#### [Do this]
Copy the data from the line that contains "Output a JSON" to its last line, exactly, including both of those lines and leaving out everything before.

Records from a dataset:

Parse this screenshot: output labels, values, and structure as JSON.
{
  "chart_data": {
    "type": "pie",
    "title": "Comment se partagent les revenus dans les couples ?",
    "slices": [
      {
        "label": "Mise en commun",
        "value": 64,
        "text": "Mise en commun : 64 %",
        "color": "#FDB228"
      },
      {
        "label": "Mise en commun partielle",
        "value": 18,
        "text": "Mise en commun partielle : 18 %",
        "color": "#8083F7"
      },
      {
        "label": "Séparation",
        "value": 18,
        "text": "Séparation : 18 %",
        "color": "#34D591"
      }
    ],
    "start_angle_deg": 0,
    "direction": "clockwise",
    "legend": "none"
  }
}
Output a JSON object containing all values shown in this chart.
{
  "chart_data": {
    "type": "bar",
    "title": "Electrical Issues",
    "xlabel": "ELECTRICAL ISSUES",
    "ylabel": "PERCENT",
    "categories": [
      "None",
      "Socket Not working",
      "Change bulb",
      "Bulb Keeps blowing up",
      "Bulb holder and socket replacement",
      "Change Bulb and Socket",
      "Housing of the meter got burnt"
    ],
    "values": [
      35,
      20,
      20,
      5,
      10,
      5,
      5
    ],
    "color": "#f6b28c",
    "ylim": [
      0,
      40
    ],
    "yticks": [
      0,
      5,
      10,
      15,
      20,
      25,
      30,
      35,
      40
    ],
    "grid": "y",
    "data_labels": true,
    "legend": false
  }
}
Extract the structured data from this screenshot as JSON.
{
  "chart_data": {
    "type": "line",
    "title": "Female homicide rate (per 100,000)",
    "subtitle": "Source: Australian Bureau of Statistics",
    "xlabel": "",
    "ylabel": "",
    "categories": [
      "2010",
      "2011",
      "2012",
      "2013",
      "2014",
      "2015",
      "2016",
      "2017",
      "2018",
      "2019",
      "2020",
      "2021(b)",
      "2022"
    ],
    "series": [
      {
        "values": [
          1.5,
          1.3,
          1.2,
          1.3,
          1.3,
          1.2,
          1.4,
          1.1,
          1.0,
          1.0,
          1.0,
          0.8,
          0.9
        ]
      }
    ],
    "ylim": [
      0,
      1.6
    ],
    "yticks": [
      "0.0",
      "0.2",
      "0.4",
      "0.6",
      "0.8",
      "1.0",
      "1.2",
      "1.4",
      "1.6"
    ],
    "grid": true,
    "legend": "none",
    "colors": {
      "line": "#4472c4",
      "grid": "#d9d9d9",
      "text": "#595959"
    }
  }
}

#### [Expected output]
Output a JSON object containing all values shown in this chart.
{
  "chart_data": {
    "type": "bar",
    "title": "Electrical Issues",
    "xlabel": "ELECTRICAL ISSUES",
    "ylabel": "PERCENT",
    "categories": [
      "None",
      "Socket Not working",
      "Change bulb",
      "Bulb Keeps blowing up",
      "Bulb holder and socket replacement",
      "Change Bulb and Socket",
      "Housing of the meter got burnt"
    ],
    "values": [
      35,
      20,
      20,
      5,
      10,
      5,
      5
    ],
    "color": "#f6b28c",
    "ylim": [
      0,
      40
    ],
    "yticks": [
      0,
      5,
      10,
      15,
      20,
      25,
      30,
      35,
      40
    ],
    "grid": "y",
    "data_labels": true,
    "legend": false
  }
}
Extract the structured data from this screenshot as JSON.
{
  "chart_data": {
    "type": "line",
    "title": "Female homicide rate (per 100,000)",
    "subtitle": "Source: Australian Bureau of Statistics",
    "xlabel": "",
    "ylabel": "",
    "categories": [
      "2010",
      "2011",
      "2012",
      "2013",
      "2014",
      "2015",
      "2016",
      "2017",
      "2018",
      "2019",
      "2020",
      "2021(b)",
      "2022"
    ],
    "series": [
      {
        "values": [
          1.5,
          1.3,
          1.2,
          1.3,
          1.3,
          1.2,
          1.4,
          1.1,
          1.0,
          1.0,
          1.0,
          0.8,
          0.9
        ]
      }
    ],
    "ylim": [
      0,
      1.6
    ],
    "yticks": [
      "0.0",
      "0.2",
      "0.4",
      "0.6",
      "0.8",
      "1.0",
      "1.2",
      "1.4",
      "1.6"
    ],
    "grid": true,
    "legend": "none",
    "colors": {
      "line": "#4472c4",
      "grid": "#d9d9d9",
      "text": "#595959"
    }
  }
}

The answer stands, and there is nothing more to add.